Transcribe the whole listing without a single picture.
-- start --
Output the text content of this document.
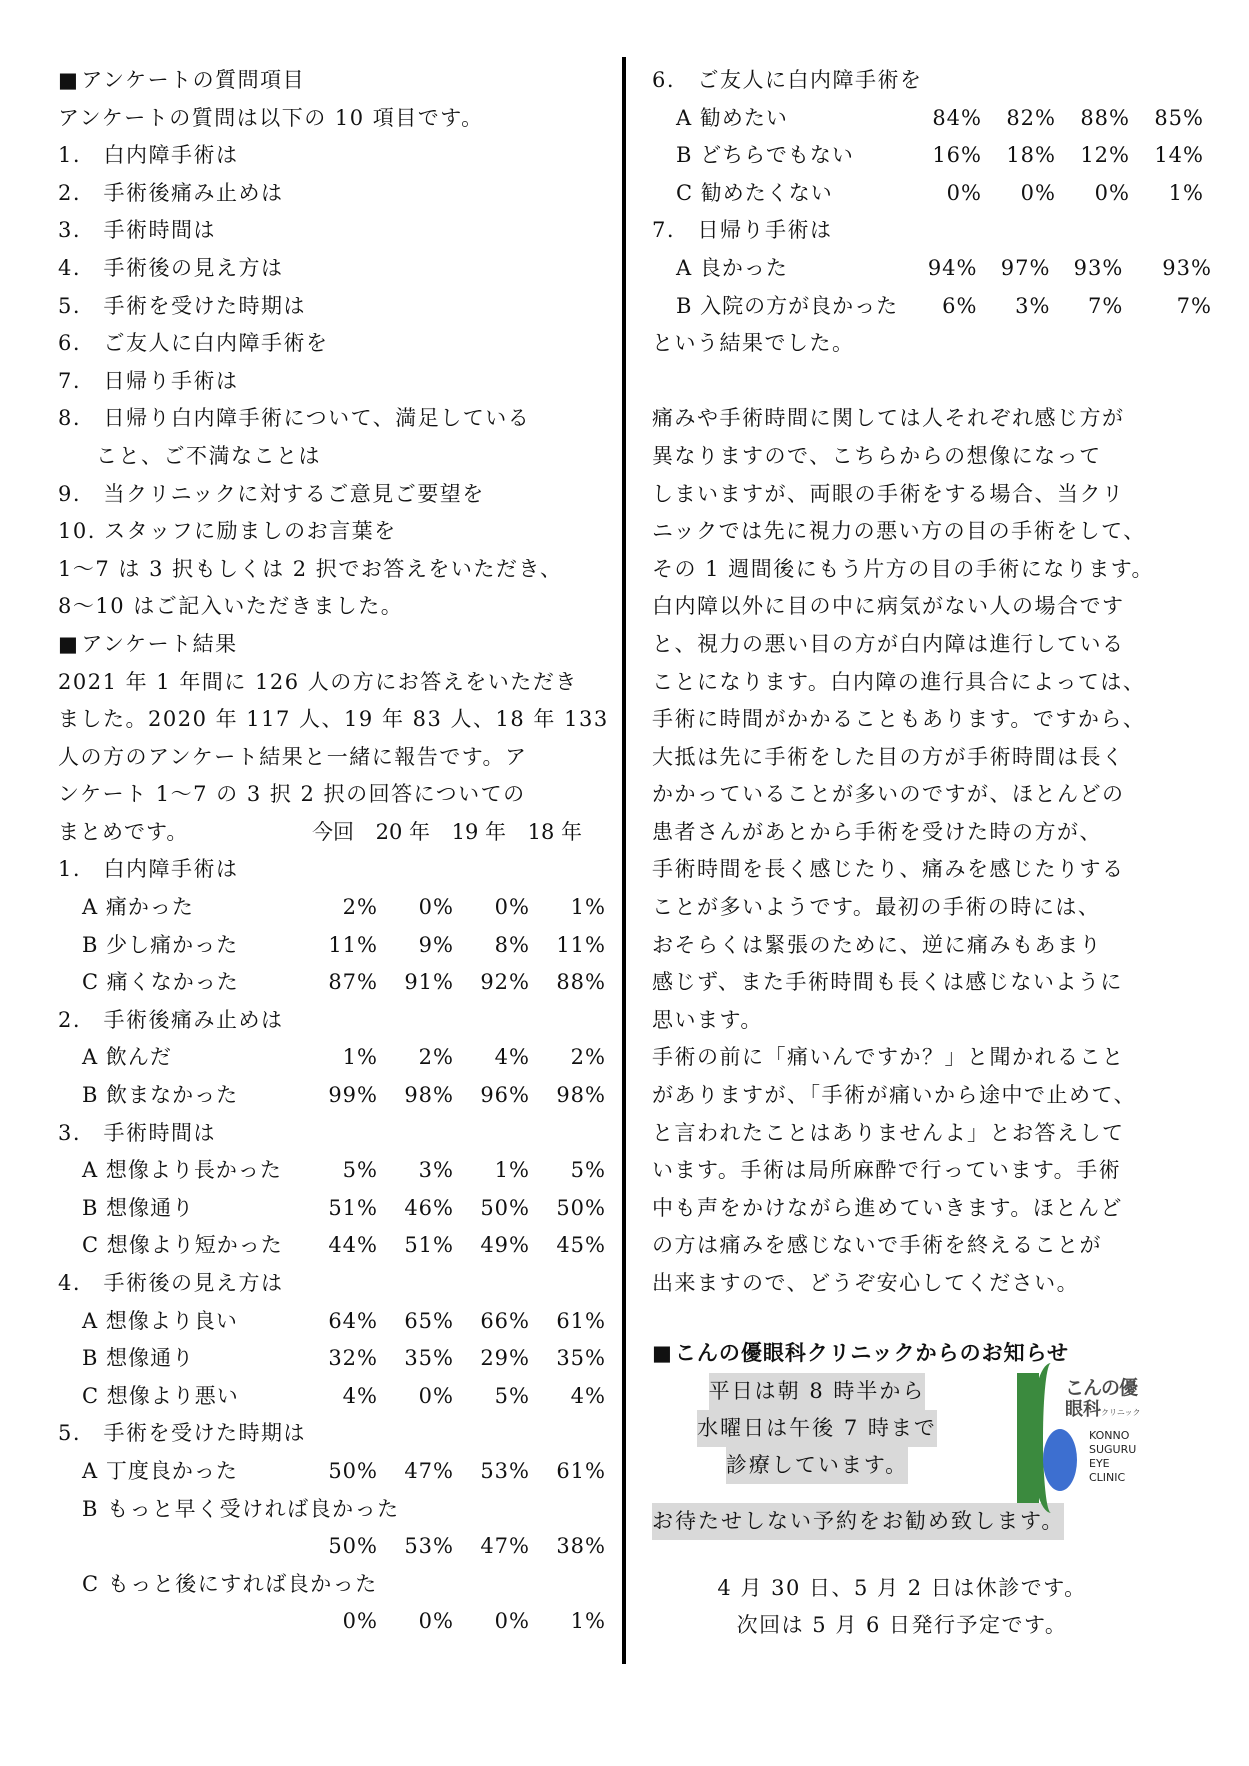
■ アンケートの質問項目
アンケートの質問は以下の 10 項目です。
1.　白内障手術は
2.　手術後痛み止めは
3.　手術時間は
4.　手術後の見え方は
5.　手術を受けた時期は
6.　ご友人に白内障手術を
7.　日帰り手術は
8.　日帰り白内障手術について、満足している
こと、ご不満なことは
9.　当クリニックに対するご意見ご要望を
10. スタッフに励ましのお言葉を
1～7 は 3 択もしくは 2 択でお答えをいただき、
8～10 はご記入いただきました。
■ アンケート結果
2021 年 1 年間に 126 人の方にお答えをいただき
ました。2020 年 117 人、19 年 83 人、18 年 133
人の方のアンケート結果と一緒に報告です。ア
ンケート 1～7 の 3 択 2 択の回答についての
まとめです。	今回	20 年	19 年	18 年
1.　白内障手術は
A 痛かった	2%	0%	0%	1%
B 少し痛かった	11%	9%	8%	11%
C 痛くなかった	87%	91%	92%	88%
2.　手術後痛み止めは
A 飲んだ	1%	2%	4%	2%
B 飲まなかった	99%	98%	96%	98%
3.　手術時間は
A 想像より長かった	5%	3%	1%	5%
B 想像通り	51%	46%	50%	50%
C 想像より短かった	44%	51%	49%	45%
4.　手術後の見え方は
A 想像より良い	64%	65%	66%	61%
B 想像通り	32%	35%	29%	35%
C 想像より悪い	4%	0%	5%	4%
5.　手術を受けた時期は
A 丁度良かった	50%	47%	53%	61%
B もっと早く受ければ良かった
50%	53%	47%	38%
C もっと後にすれば良かった
0%	0%	0%	1%
6.　ご友人に白内障手術を
A 勧めたい	84%	82%	88%	85%
B どちらでもない	16%	18%	12%	14%
C 勧めたくない	0%	0%	0%	1%
7.　日帰り手術は
A 良かった	94%	97%	93%	93%
B 入院の方が良かった	6%	3%	7%	7%
という結果でした。
痛みや手術時間に関しては人それぞれ感じ方が
異なりますので、こちらからの想像になって
しまいますが、両眼の手術をする場合、当クリ
ニックでは先に視力の悪い方の目の手術をして、
その 1 週間後にもう片方の目の手術になります。
白内障以外に目の中に病気がない人の場合です
と、視力の悪い目の方が白内障は進行している
ことになります。白内障の進行具合によっては、
手術に時間がかかることもあります。ですから、
大抵は先に手術をした目の方が手術時間は長く
かかっていることが多いのですが、ほとんどの
患者さんがあとから手術を受けた時の方が、
手術時間を長く感じたり、痛みを感じたりする
ことが多いようです。最初の手術の時には、
おそらくは緊張のために、逆に痛みもあまり
感じず、また手術時間も長くは感じないように
思います。
手術の前に「痛いんですか？」と聞かれること
がありますが、「手術が痛いから途中で止めて、
と言われたことはありませんよ」とお答えして
います。手術は局所麻酔で行っています。手術
中も声をかけながら進めていきます。ほとんど
の方は痛みを感じないで手術を終えることが
出来ますので、どうぞ安心してください。
■ こんの優眼科クリニックからのお知らせ
平日は朝 8 時半から
水曜日は午後 7 時まで
診療しています。
こんの優
眼科クリニック
KONNO
SUGURU
EYE
CLINIC
お待たせしない予約をお勧め致します。
4 月 30 日、5 月 2 日は休診です。
次回は 5 月 6 日発行予定です。
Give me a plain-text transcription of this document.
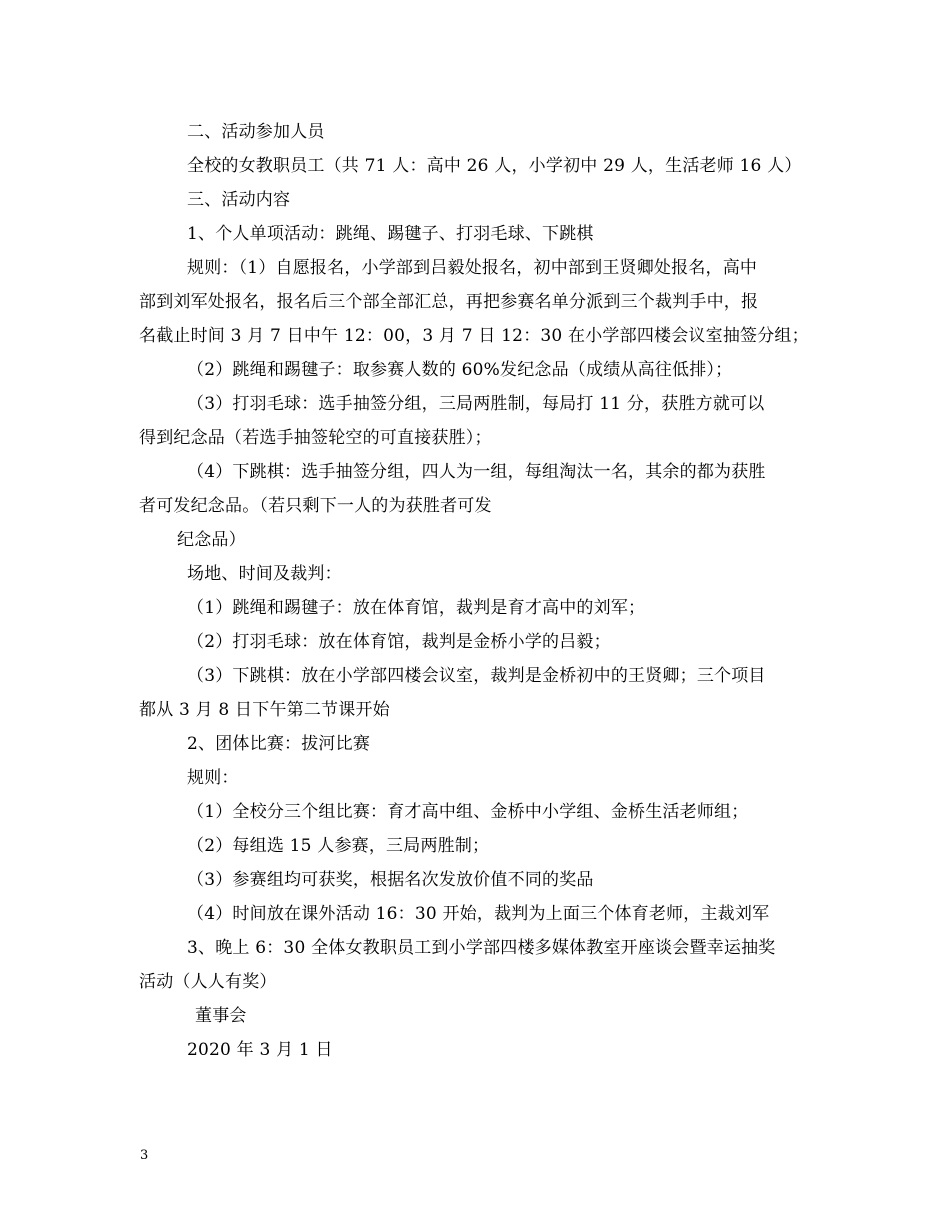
二、活动参加人员
全校的女教职员工（共 71 人：高中 26 人，小学初中 29 人，生活老师 16 人）
三、活动内容
1、个人单项活动：跳绳、踢毽子、打羽毛球、下跳棋
规则：（1）自愿报名，小学部到吕毅处报名，初中部到王贤卿处报名，高中
部到刘军处报名，报名后三个部全部汇总，再把参赛名单分派到三个裁判手中，报
名截止时间 3 月 7 日中午 12：00，3 月 7 日 12：30 在小学部四楼会议室抽签分组；
（2）跳绳和踢毽子：取参赛人数的 60%发纪念品（成绩从高往低排）；
（3）打羽毛球：选手抽签分组，三局两胜制，每局打 11 分，获胜方就可以
得到纪念品（若选手抽签轮空的可直接获胜）；
（4）下跳棋：选手抽签分组，四人为一组，每组淘汰一名，其余的都为获胜
者可发纪念品。（若只剩下一人的为获胜者可发
纪念品）
场地、时间及裁判：
（1）跳绳和踢毽子：放在体育馆，裁判是育才高中的刘军；
（2）打羽毛球：放在体育馆，裁判是金桥小学的吕毅；
（3）下跳棋：放在小学部四楼会议室，裁判是金桥初中的王贤卿；三个项目
都从 3 月 8 日下午第二节课开始
2、团体比赛：拔河比赛
规则：
（1）全校分三个组比赛：育才高中组、金桥中小学组、金桥生活老师组；
（2）每组选 15 人参赛，三局两胜制；
（3）参赛组均可获奖，根据名次发放价值不同的奖品
（4）时间放在课外活动 16：30 开始，裁判为上面三个体育老师，主裁刘军
3、晚上 6：30 全体女教职员工到小学部四楼多媒体教室开座谈会暨幸运抽奖
活动（人人有奖）
董事会
2020 年 3 月 1 日
3
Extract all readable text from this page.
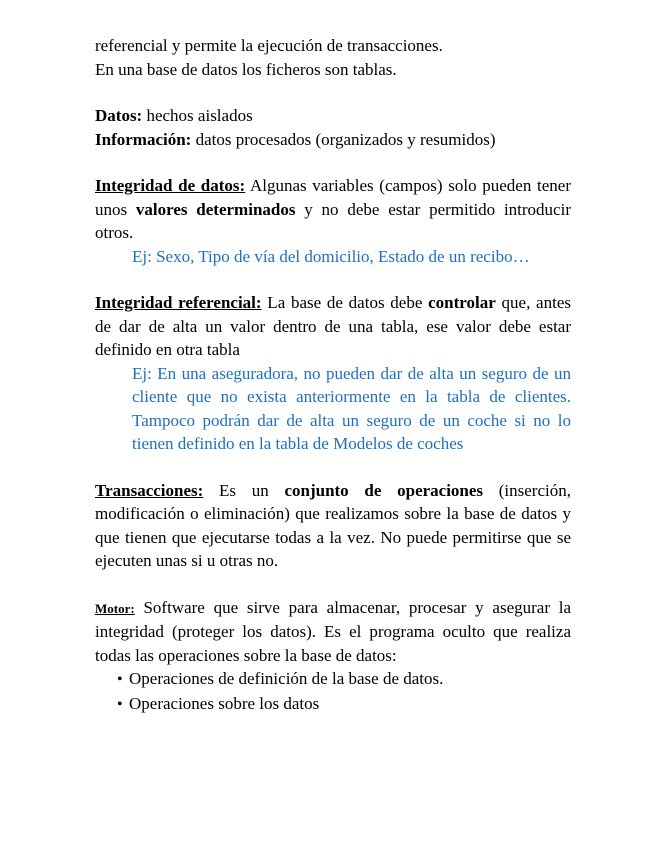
referencial y permite la ejecución de transacciones.

En una base de datos los ficheros son tablas.

Datos: hechos aislados

Información: datos procesados (organizados y resumidos)

Integridad de datos: Algunas variables (campos) solo pueden tener unos valores determinados y no debe estar permitido introducir otros.

Ej: Sexo, Tipo de vía del domicilio, Estado de un recibo…

Integridad referencial: La base de datos debe controlar que, antes de dar de alta un valor dentro de una tabla, ese valor debe estar definido en otra tabla

Ej: En una aseguradora, no pueden dar de alta un seguro de un cliente que no exista anteriormente en la tabla de clientes. Tampoco podrán dar de alta un seguro de un coche si no lo tienen definido en la tabla de Modelos de coches

Transacciones: Es un conjunto de operaciones (inserción, modificación o eliminación) que realizamos sobre la base de datos y que tienen que ejecutarse todas a la vez. No puede permitirse que se ejecuten unas si u otras no.

Motor: Software que sirve para almacenar, procesar y asegurar la integridad (proteger los datos). Es el programa oculto que realiza todas las operaciones sobre la base de datos:

• Operaciones de definición de la base de datos.
• Operaciones sobre los datos
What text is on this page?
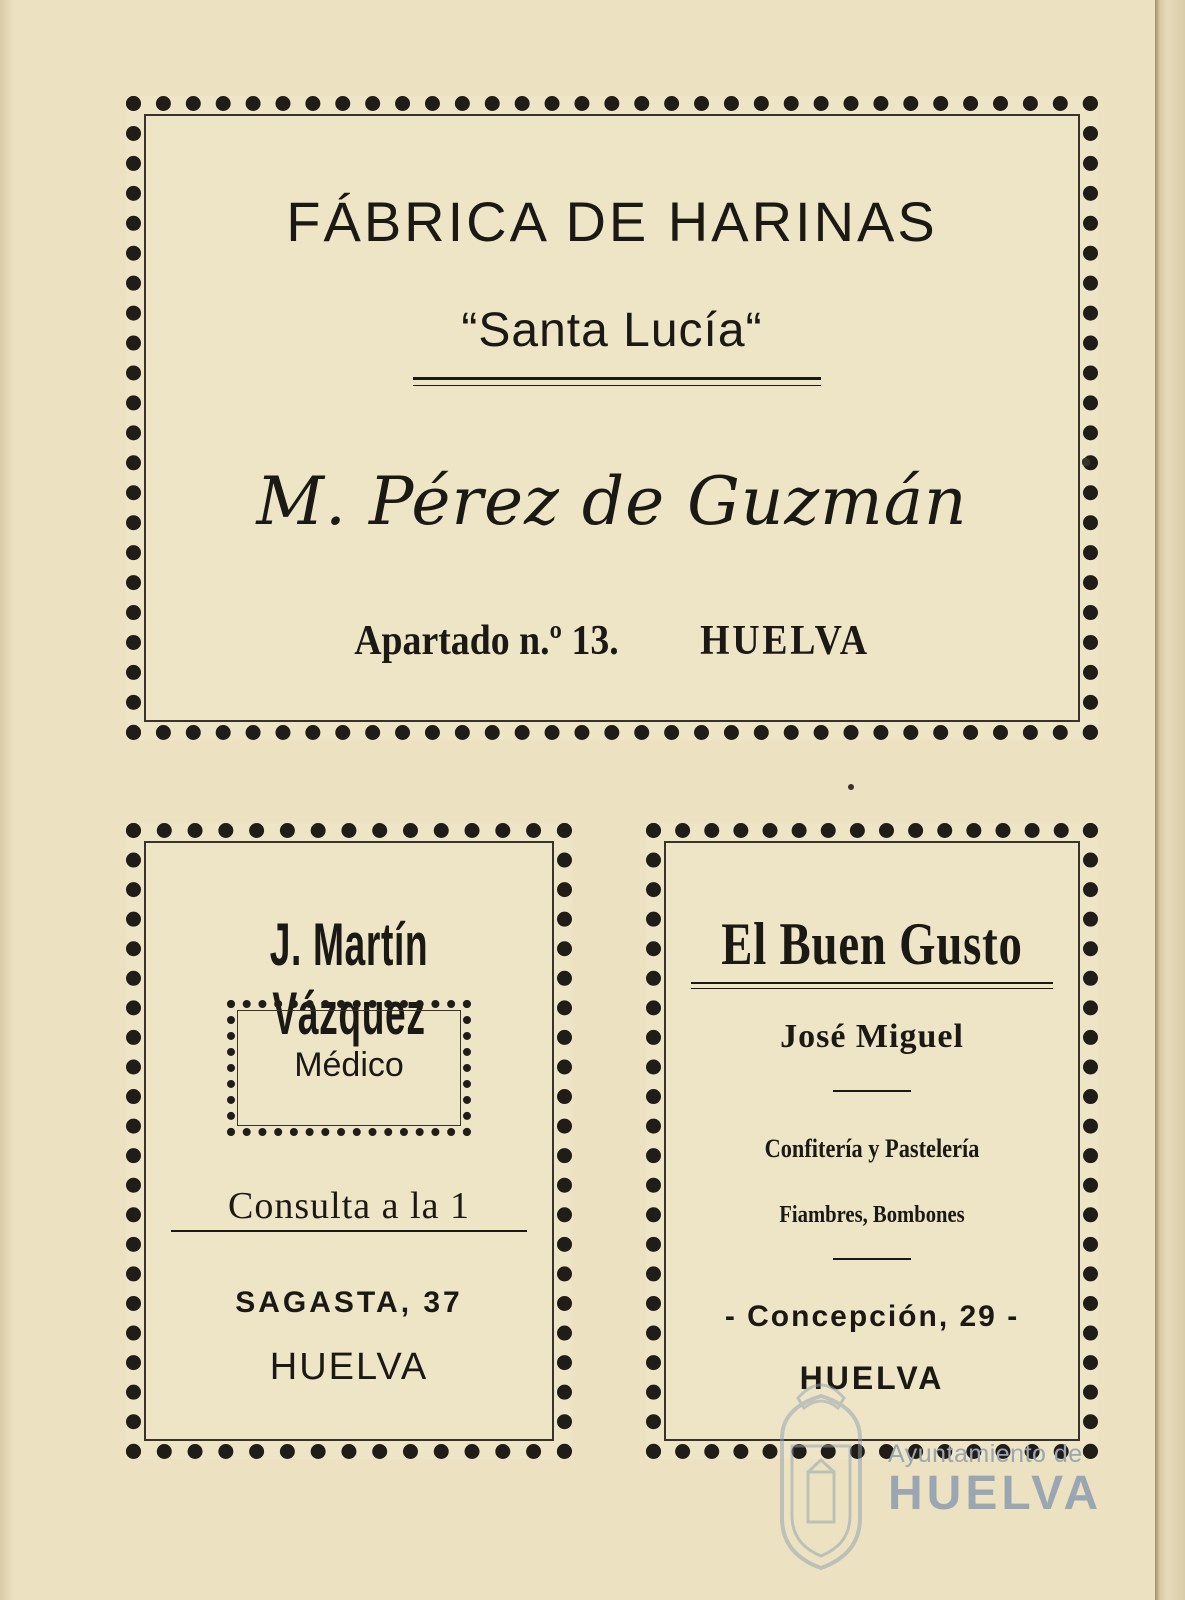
FÁBRICA DE HARINAS
“Santa Lucía“
M. Pérez de Guzmán
Apartado n.º 13. HUELVA
J. Martín Vázquez
Médico
Consulta a la 1
SAGASTA, 37
HUELVA
El Buen Gusto
José Miguel
Confitería y Pastelería
Fiambres, Bombones
- Concepción, 29 -
HUELVA
Ayuntamiento de
HUELVA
-- end --
◆ **Exercise solution**
Output the text content of this document.
■ アンケートの質問項目
アンケートの質問は以下の 10 項目です。
1.　白内障手術は
2.　手術後痛み止めは
3.　手術時間は
4.　手術後の見え方は
5.　手術を受けた時期は
6.　ご友人に白内障手術を
7.　日帰り手術は
8.　日帰り白内障手術について、満足している
こと、ご不満なことは
9.　当クリニックに対するご意見ご要望を
10. スタッフに励ましのお言葉を
1～7 は 3 択もしくは 2 択でお答えをいただき、
8～10 はご記入いただきました。
■ アンケート結果
2021 年 1 年間に 126 人の方にお答えをいただき
ました。2020 年 117 人、19 年 83 人、18 年 133
人の方のアンケート結果と一緒に報告です。ア
ンケート 1～7 の 3 択 2 択の回答についての
まとめです。	今回	20 年	19 年	18 年
1.　白内障手術は
A 痛かった	2%	0%	0%	1%
B 少し痛かった	11%	9%	8%	11%
C 痛くなかった	87%	91%	92%	88%
2.　手術後痛み止めは
A 飲んだ	1%	2%	4%	2%
B 飲まなかった	99%	98%	96%	98%
3.　手術時間は
A 想像より長かった	5%	3%	1%	5%
B 想像通り	51%	46%	50%	50%
C 想像より短かった	44%	51%	49%	45%
4.　手術後の見え方は
A 想像より良い	64%	65%	66%	61%
B 想像通り	32%	35%	29%	35%
C 想像より悪い	4%	0%	5%	4%
5.　手術を受けた時期は
A 丁度良かった	50%	47%	53%	61%
B もっと早く受ければ良かった
50%	53%	47%	38%
C もっと後にすれば良かった
0%	0%	0%	1%
6.　ご友人に白内障手術を
A 勧めたい	84%	82%	88%	85%
B どちらでもない	16%	18%	12%	14%
C 勧めたくない	0%	0%	0%	1%
7.　日帰り手術は
A 良かった	94%	97%	93%	93%
B 入院の方が良かった	6%	3%	7%	7%
という結果でした。
痛みや手術時間に関しては人それぞれ感じ方が
異なりますので、こちらからの想像になって
しまいますが、両眼の手術をする場合、当クリ
ニックでは先に視力の悪い方の目の手術をして、
その 1 週間後にもう片方の目の手術になります。
白内障以外に目の中に病気がない人の場合です
と、視力の悪い目の方が白内障は進行している
ことになります。白内障の進行具合によっては、
手術に時間がかかることもあります。ですから、
大抵は先に手術をした目の方が手術時間は長く
かかっていることが多いのですが、ほとんどの
患者さんがあとから手術を受けた時の方が、
手術時間を長く感じたり、痛みを感じたりする
ことが多いようです。最初の手術の時には、
おそらくは緊張のために、逆に痛みもあまり
感じず、また手術時間も長くは感じないように
思います。
手術の前に「痛いんですか？」と聞かれること
がありますが、「手術が痛いから途中で止めて、
と言われたことはありませんよ」とお答えして
います。手術は局所麻酔で行っています。手術
中も声をかけながら進めていきます。ほとんど
の方は痛みを感じないで手術を終えることが
出来ますので、どうぞ安心してください。
■ こんの優眼科クリニックからのお知らせ
平日は朝 8 時半から
水曜日は午後 7 時まで
診療しています。
こんの優
眼科クリニック
KONNO
SUGURU
EYE
CLINIC
お待たせしない予約をお勧め致します。
4 月 30 日、5 月 2 日は休診です。
次回は 5 月 6 日発行予定です。
Give me a plain-text transcription of this document.
二、活动参加人员
全校的女教职员工（共 71 人：高中 26 人，小学初中 29 人，生活老师 16 人）
三、活动内容
1、个人单项活动：跳绳、踢毽子、打羽毛球、下跳棋
规则：（1）自愿报名，小学部到吕毅处报名，初中部到王贤卿处报名，高中
部到刘军处报名，报名后三个部全部汇总，再把参赛名单分派到三个裁判手中，报
名截止时间 3 月 7 日中午 12：00，3 月 7 日 12：30 在小学部四楼会议室抽签分组；
（2）跳绳和踢毽子：取参赛人数的 60%发纪念品（成绩从高往低排）；
（3）打羽毛球：选手抽签分组，三局两胜制，每局打 11 分，获胜方就可以
得到纪念品（若选手抽签轮空的可直接获胜）；
（4）下跳棋：选手抽签分组，四人为一组，每组淘汰一名，其余的都为获胜
者可发纪念品。（若只剩下一人的为获胜者可发
纪念品）
场地、时间及裁判：
（1）跳绳和踢毽子：放在体育馆，裁判是育才高中的刘军；
（2）打羽毛球：放在体育馆，裁判是金桥小学的吕毅；
（3）下跳棋：放在小学部四楼会议室，裁判是金桥初中的王贤卿；三个项目
都从 3 月 8 日下午第二节课开始
2、团体比赛：拔河比赛
规则：
（1）全校分三个组比赛：育才高中组、金桥中小学组、金桥生活老师组；
（2）每组选 15 人参赛，三局两胜制；
（3）参赛组均可获奖，根据名次发放价值不同的奖品
（4）时间放在课外活动 16：30 开始，裁判为上面三个体育老师，主裁刘军
3、晚上 6：30 全体女教职员工到小学部四楼多媒体教室开座谈会暨幸运抽奖
活动（人人有奖）
董事会
2020 年 3 月 1 日
3
Extract all readable text from this page.
referencial y permite la ejecución de transacciones.

En una base de datos los ficheros son tablas.

Datos: hechos aislados

Información: datos procesados (organizados y resumidos)

Integridad de datos: Algunas variables (campos) solo pueden tener unos valores determinados y no debe estar permitido introducir otros.

Ej: Sexo, Tipo de vía del domicilio, Estado de un recibo…

Integridad referencial: La base de datos debe controlar que, antes de dar de alta un valor dentro de una tabla, ese valor debe estar definido en otra tabla

Ej: En una aseguradora, no pueden dar de alta un seguro de un cliente que no exista anteriormente en la tabla de clientes. Tampoco podrán dar de alta un seguro de un coche si no lo tienen definido en la tabla de Modelos de coches

Transacciones: Es un conjunto de operaciones (inserción, modificación o eliminación) que realizamos sobre la base de datos y que tienen que ejecutarse todas a la vez. No puede permitirse que se ejecuten unas si u otras no.

Motor: Software que sirve para almacenar, procesar y asegurar la integridad (proteger los datos). Es el programa oculto que realiza todas las operaciones sobre la base de datos:

• Operaciones de definición de la base de datos.
• Operaciones sobre los datos
What text is on this page?
FÁBRICA DE HARINAS
“Santa Lucía“
M. Pérez de Guzmán
Apartado n.º 13. HUELVA
J. Martín Vázquez
Médico
Consulta a la 1
SAGASTA, 37
HUELVA
El Buen Gusto
José Miguel
Confitería y Pastelería
Fiambres, Bombones
- Concepción, 29 -
HUELVA
Ayuntamiento de
HUELVA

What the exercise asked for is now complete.